• _STATED EXERCISE_
Check every line below for the word "inversión" and show those that hold it.

• _GIVEN ENTRIES_

....................

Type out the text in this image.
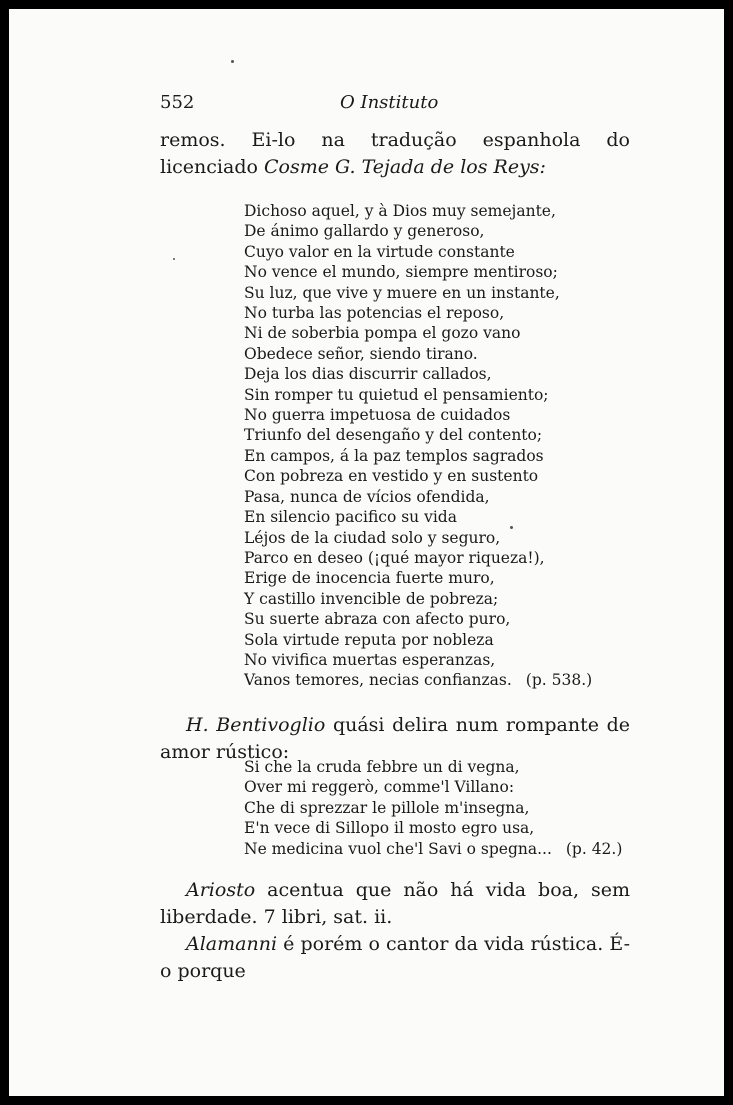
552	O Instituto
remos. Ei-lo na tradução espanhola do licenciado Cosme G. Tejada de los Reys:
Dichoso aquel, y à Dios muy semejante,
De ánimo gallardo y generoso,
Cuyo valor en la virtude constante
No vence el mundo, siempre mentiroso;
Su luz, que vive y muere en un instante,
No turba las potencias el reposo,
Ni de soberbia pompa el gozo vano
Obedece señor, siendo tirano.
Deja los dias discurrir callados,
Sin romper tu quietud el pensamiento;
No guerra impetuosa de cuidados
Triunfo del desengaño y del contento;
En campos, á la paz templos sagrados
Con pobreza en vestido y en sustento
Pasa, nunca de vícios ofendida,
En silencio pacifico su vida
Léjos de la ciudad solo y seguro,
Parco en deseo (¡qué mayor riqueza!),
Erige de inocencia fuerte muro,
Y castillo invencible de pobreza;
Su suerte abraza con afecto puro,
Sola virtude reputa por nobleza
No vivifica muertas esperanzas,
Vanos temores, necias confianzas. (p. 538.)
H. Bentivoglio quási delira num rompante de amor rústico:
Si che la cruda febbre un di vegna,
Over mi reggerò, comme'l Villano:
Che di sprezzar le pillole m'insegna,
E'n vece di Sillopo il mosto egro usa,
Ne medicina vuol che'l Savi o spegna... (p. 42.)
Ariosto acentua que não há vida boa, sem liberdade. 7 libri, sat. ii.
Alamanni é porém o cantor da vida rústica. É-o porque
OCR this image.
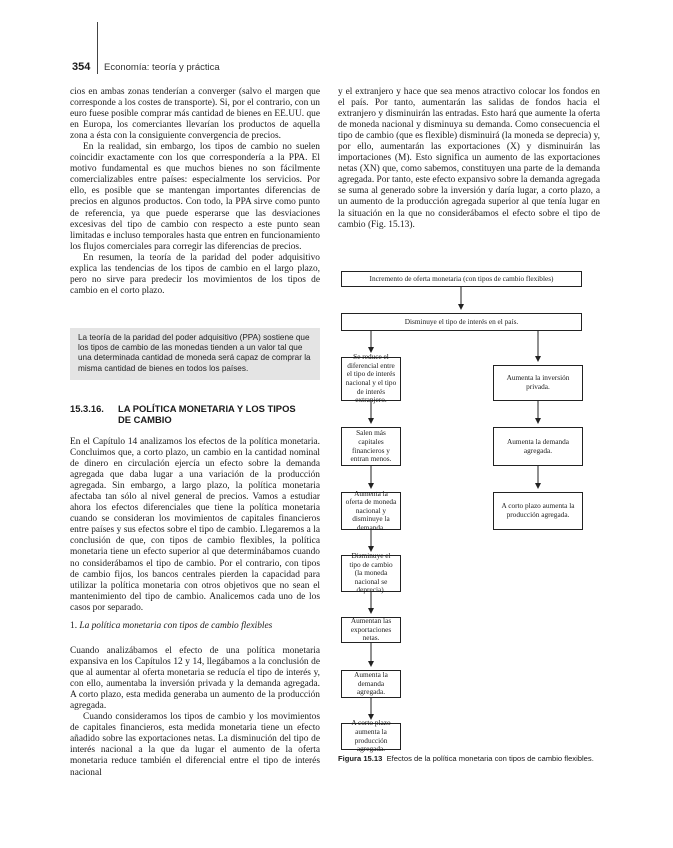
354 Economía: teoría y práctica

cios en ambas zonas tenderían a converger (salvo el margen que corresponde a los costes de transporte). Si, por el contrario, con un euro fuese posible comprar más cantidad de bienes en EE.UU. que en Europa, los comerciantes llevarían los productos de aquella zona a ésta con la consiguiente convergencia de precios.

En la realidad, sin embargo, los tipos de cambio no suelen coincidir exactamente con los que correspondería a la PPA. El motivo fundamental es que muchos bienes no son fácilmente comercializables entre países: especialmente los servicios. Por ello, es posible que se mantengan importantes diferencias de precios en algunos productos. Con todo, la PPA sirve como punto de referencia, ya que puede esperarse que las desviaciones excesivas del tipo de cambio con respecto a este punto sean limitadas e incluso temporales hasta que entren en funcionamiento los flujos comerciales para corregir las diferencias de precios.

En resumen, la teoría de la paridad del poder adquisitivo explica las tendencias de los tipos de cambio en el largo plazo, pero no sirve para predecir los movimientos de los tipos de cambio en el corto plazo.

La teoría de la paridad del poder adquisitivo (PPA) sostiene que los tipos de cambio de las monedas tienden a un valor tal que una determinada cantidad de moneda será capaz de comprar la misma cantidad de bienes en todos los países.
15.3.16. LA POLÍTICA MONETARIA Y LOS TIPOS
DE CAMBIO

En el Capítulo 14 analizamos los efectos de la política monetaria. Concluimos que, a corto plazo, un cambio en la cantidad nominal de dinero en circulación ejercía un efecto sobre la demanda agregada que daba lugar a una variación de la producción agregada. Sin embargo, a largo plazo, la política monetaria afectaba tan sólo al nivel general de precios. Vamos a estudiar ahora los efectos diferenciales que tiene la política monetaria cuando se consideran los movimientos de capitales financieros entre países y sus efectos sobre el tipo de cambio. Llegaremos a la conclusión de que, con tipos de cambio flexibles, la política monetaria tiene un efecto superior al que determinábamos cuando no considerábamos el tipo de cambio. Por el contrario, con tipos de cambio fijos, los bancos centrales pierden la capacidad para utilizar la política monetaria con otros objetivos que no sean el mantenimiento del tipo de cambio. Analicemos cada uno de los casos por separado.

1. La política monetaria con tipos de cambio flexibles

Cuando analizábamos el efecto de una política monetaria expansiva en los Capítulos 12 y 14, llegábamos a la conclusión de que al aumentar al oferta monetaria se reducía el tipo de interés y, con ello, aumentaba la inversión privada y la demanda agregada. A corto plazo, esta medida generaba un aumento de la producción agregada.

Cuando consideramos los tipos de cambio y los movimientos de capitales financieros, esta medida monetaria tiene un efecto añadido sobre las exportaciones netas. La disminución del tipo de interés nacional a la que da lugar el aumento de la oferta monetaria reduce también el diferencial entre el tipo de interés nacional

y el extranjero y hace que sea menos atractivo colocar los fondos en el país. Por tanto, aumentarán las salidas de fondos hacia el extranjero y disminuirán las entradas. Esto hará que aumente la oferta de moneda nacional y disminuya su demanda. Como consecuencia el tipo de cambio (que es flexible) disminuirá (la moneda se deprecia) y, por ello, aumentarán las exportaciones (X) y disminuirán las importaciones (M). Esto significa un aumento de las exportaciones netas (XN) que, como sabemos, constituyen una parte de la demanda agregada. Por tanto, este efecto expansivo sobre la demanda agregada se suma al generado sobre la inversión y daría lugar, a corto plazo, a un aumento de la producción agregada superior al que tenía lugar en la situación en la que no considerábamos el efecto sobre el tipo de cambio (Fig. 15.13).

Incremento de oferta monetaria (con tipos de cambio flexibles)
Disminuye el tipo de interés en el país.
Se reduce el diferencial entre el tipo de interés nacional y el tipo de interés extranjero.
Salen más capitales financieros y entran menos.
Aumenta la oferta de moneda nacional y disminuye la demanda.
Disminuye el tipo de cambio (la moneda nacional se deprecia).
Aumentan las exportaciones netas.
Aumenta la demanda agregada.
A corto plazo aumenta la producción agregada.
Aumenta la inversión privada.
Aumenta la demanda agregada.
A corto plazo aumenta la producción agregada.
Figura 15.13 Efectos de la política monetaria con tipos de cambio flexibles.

....................

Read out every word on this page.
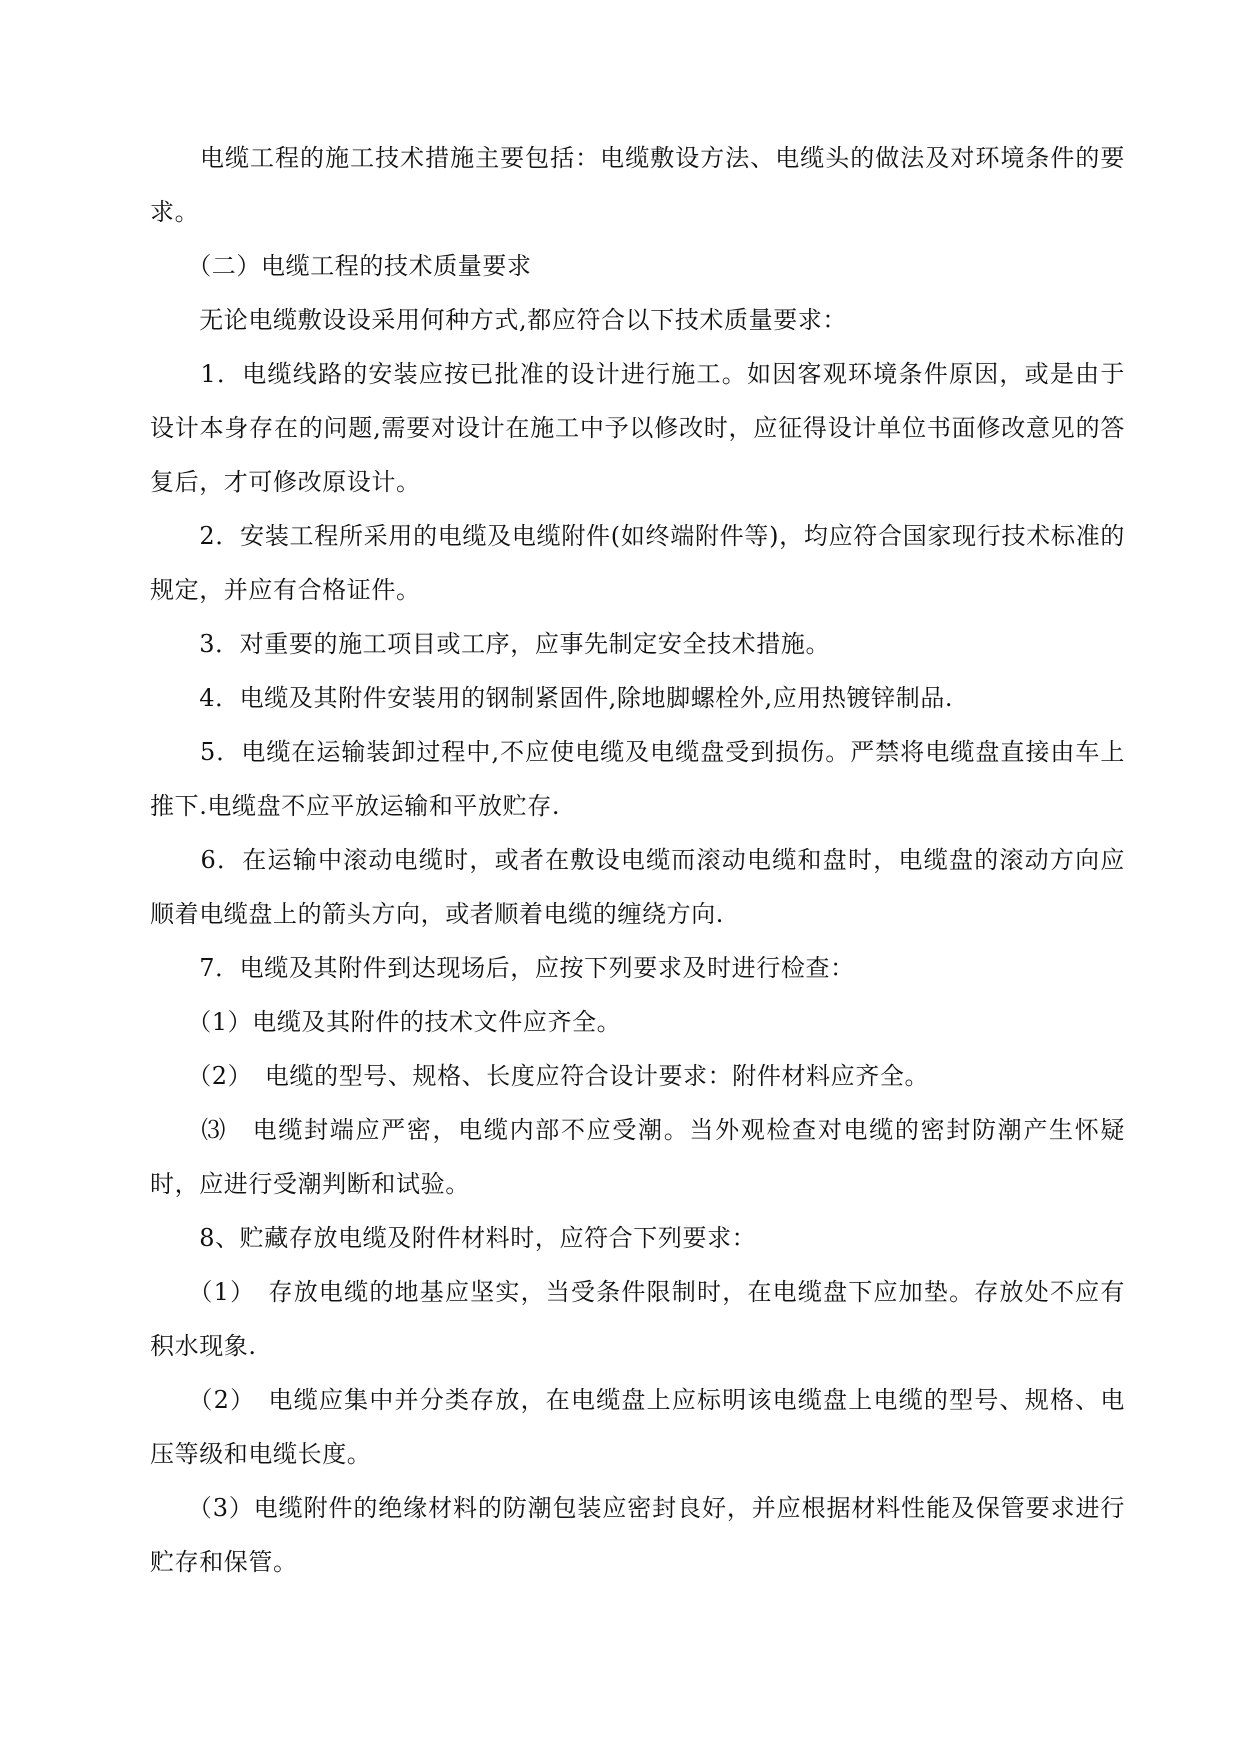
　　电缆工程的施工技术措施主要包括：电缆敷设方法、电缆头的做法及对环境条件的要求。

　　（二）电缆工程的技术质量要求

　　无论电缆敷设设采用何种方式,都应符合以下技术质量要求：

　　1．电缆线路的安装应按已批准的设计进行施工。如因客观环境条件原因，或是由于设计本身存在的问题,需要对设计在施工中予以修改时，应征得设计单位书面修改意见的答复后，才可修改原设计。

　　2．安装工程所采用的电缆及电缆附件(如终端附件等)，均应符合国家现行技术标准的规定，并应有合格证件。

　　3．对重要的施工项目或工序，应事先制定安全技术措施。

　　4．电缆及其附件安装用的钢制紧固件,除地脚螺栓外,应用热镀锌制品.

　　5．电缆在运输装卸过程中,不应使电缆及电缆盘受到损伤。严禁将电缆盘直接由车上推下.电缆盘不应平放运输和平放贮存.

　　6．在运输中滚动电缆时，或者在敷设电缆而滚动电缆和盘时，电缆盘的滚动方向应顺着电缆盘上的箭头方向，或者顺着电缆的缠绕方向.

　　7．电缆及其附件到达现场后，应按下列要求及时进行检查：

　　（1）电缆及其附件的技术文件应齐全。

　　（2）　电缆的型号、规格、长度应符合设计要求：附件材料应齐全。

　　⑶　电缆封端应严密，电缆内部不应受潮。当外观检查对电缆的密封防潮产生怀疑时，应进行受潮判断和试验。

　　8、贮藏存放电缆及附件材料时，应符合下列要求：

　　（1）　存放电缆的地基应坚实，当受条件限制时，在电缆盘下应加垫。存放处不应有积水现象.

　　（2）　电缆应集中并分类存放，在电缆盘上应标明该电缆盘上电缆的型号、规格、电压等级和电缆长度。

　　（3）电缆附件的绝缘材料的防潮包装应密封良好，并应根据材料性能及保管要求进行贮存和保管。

....................

• _WORKED ANSWER_
Cuando analizábamos el efecto de una política monetaria expansiva en los Capítulos 12 y 14, llegábamos a la conclusión de que al aumentar al oferta monetaria se reducía el tipo de interés y, con ello, aumentaba la inversión privada y la demanda agregada. A corto plazo, esta medida generaba un aumento de la producción agregada.
y el extranjero y hace que sea menos atractivo colocar los fondos en el país. Por tanto, aumentarán las salidas de fondos hacia el extranjero y disminuirán las entradas. Esto hará que aumente la oferta de moneda nacional y disminuya su demanda. Como consecuencia el tipo de cambio (que es flexible) disminuirá (la moneda se deprecia) y, por ello, aumentarán las exportaciones (X) y disminuirán las importaciones (M). Esto significa un aumento de las exportaciones netas (XN) que, como sabemos, constituyen una parte de la demanda agregada. Por tanto, este efecto expansivo sobre la demanda agregada se suma al generado sobre la inversión y daría lugar, a corto plazo, a un aumento de la producción agregada superior al que tenía lugar en la situación en la que no considerábamos el efecto sobre el tipo de cambio (Fig. 15.13).
Aumenta la inversión privada.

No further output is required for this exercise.